> _Consigne A_:
Résumez en deux phrases l'extrait choisi sur le voyage entre Ankara et Téhéran.
> _Consigne B_:
Pour chacune des affirmations suivantes, dites par oui ou par non si elle concorde avec l'extrait choisi sur le voyage entre Ankara et Téhéran, et citez les mots de l'extrait qui permettent de trancher.
(i) Un aller simple entre Ankara et Téhéran représente 2750 kilomètres.
(ii) Le thé bu pendant le voyage est presque toujours payant.
(iii) Dans les stations d'essence en Turquie, on verse à chaque fois de l'eau de cologne sur les mains.
> _Consigne C_:
Donnez la suite de l'extrait choisi sur le voyage entre Ankara et Téhéran, à partir de sa dernière phrase.

> _Extrait choisi_:
----
Note d'information touristique pour celles et ceux qui seraient intéressés par une telle virée. La distance Ankara-Téhéran aller-retour est de 2750 X 2= 5500 kilomètres. Si vous souhaitez accomplir ce voyage, préparez vous à admirer des montagnes variées, arides, parfois enneigées, voire très enneigées, à être caressé par un vent glacial, à passer un col à 2700 mètres, à boire des litres de thé ( que vous ne paierez que rarement), à traverser une douane atypique ( ô combien!), à vous faire peur à la vue de milliers de Paykan, à vous demander dans quelle galère vous vous êtes mis le matin et à vous dire " Quel bonheur d'être ici" l'après midi, à passer pour un martien avec sa soucoupe volante demandant une soupe dans un restaurant , à vous imaginer transporté sur une autre planète, à vous croire dans une course de stock-cars au milieu de laquelle on aurait lâché des camions, à vraiment utiliser votre klaxon, à maudire la proximité de la mosquée au moment de l'appel à la prière à 5 heures du matin et, si vous optez comme moi pour un aller-retour (très) rapide, à quelques douleurs musculaires et à des réveils difficiles; et, au final, vous vous poserez la question: " Quand est-ce que mon voyage va commencer?"

L'Iran, j'en rêve encore et je veux y retourner.

 

 

Quelques scènes de la vie en Turquie :

Dans les stations d’essence, on fait le plein bien sur, puis, la plupart du temps, on se voit offrir le thé. Pause bienvenue et un brin de discussion à la clef. Et, parfois, comme dans les restaurants, on vous verse de l’eau de cologne sur les mains.
----
> _Entrées fournies_:
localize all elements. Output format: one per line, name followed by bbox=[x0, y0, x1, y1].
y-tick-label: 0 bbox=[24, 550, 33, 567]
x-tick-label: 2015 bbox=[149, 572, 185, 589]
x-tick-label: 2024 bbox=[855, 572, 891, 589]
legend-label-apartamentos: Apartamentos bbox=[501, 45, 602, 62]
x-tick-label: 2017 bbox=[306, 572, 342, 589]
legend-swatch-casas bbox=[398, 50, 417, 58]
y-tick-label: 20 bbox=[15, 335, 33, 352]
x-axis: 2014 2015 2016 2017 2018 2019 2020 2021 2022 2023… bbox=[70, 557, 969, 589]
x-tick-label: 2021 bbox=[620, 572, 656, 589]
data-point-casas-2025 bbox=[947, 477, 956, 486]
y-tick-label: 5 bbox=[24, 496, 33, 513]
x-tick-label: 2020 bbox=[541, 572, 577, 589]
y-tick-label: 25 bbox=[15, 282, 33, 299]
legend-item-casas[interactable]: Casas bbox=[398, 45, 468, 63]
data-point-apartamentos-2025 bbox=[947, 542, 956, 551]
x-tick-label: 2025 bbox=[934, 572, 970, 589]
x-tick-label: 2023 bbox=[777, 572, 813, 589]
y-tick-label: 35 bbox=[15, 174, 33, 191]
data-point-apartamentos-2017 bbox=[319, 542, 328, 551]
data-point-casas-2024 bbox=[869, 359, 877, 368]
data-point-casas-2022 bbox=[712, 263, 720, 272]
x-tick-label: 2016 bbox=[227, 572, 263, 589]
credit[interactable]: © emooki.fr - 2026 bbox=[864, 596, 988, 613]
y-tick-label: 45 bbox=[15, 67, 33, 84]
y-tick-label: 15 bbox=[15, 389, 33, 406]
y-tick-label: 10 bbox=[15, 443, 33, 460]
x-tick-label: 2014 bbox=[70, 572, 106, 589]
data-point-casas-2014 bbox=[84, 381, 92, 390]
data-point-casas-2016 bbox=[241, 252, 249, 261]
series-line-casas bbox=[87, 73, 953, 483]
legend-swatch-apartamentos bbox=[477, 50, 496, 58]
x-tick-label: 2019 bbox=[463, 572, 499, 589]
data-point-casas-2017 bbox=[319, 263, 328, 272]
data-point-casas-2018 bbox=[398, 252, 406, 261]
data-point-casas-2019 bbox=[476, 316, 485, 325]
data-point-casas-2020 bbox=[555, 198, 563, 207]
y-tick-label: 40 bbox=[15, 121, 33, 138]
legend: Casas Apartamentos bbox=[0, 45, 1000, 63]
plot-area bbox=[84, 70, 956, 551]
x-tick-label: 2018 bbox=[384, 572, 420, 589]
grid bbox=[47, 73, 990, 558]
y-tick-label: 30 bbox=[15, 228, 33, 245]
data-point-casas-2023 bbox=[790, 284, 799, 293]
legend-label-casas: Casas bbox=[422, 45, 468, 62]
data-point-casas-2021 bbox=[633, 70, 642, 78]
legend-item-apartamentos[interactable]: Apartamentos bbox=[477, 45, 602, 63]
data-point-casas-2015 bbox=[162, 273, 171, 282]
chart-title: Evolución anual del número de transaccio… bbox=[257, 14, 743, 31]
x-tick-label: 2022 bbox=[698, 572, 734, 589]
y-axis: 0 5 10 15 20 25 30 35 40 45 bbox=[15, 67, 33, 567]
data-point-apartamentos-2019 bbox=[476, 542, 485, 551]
----
> _Résultat A_:
L'aller-retour Ankara-Téhéran fait 5500 kilomètres et réserve des montagnes parfois très enneigées, un vent glacial, un col à 2700 mètres, des litres de thé rarement payés, une douane atypique et une circulation digne d'une course de stock-cars. En Turquie, dans les stations d'essence, on fait le plein, on se voit souvent offrir le thé avec un brin de discussion, et on vous verse parfois de l'eau de cologne sur les mains.

> _Résultat B_:
(i) Oui : « La distance Ankara-Téhéran aller-retour est de 2750 X 2= 5500 kilomètres ».
(ii) Non : « à boire des litres de thé ( que vous ne paierez que rarement) ».
(iii) Non : « Et, parfois, comme dans les restaurants, on vous verse de l’eau de cologne sur les mains. »

> _Résultat C_:
Les vendeurs de rues, une institution ici. Dans les parcs, il y toujours un gars avec son thermos pour proposer un thé ou un vendeur de simits. Sur les trottoirs, ils pullulent ; les plus riches ont un semblant d’étalage ; souvent trois bouts de carton en font office. Les autres sont debout, avec la marchandise dans les bras. Ils vendent tout et n’importe quoi et ont pas mal de clients. Les trottoirs en deviennent plus vivants avec ces vendeurs de billets de loto, de parfum, de vêtements, de fleurs, ces cireurs de chaussures. J’ai espoir de trouver un consulat de trottoir iranien qui me délivrerait mon visa !

Les Turcs que je rencontre sont très étonnés de ma destination mais, ce qui les tracasse le plus, c’est comment je fais pour résister au froid. Et là, j’abats ma carte maîtresse en leur posant les mains sur mes poignées chauffantes. Effet garanti à 100%. Ma Titine est définitivement classée dans la catégorie des OVNI.

 

Gorëme (22 mars 2002)

Je pénètre à pas de loup dans la salle de réception de la pension. Les deux jeunes qui y travaillent sont en train de jouer du saz, un luth à long manche. Je m’assois et me laisse emporter par cette musique toute en douceur. Dehors, le temps est gris mais, dans cette petite pièce, le soleil s’est invité.


Plus tard, j’installe le casque de mon baladeur sur les oreilles d’Adnan pour lui faire écouter Les 4 saisons de Vivaldi ; et, là, je le vois qui ferme les yeux, ses doigts en mouvement pour accompagner les notes. Je le sens sous le charme de cette musique étrangère à sa culture, emporté par le rythme endiablé du violoniste. Universalité de la musique. Devant ses yeux remplis de bonheur, je lui promets de lui envoyer une copie de CD.

Cappadoce

Durant cette petite semaine, je fais la rencontre de plusieurs voyageurs au gré de mes marches dans cette région magnifique. D’abord le sympathique couple de Belges, Jessica et Pascal, au volant de leur vieux Toyota 4X4, puis Odile et Christian ; avec leur adorable petite fille qui redonnerait le sourire à n’importe quel dépressif profond, ils achèvent leur tour de la méditerranée au volant de leur camping car. Enfin, le dernier soir, j’aperçois une Honda Africa Twin devant le cyber-café ; ni une, ni deux, j’aborde Vincent qui, avec son cousin Stéphane doit se rendre en Inde. La longue soirée qui suit devant un bon repas est source de nombreux échanges.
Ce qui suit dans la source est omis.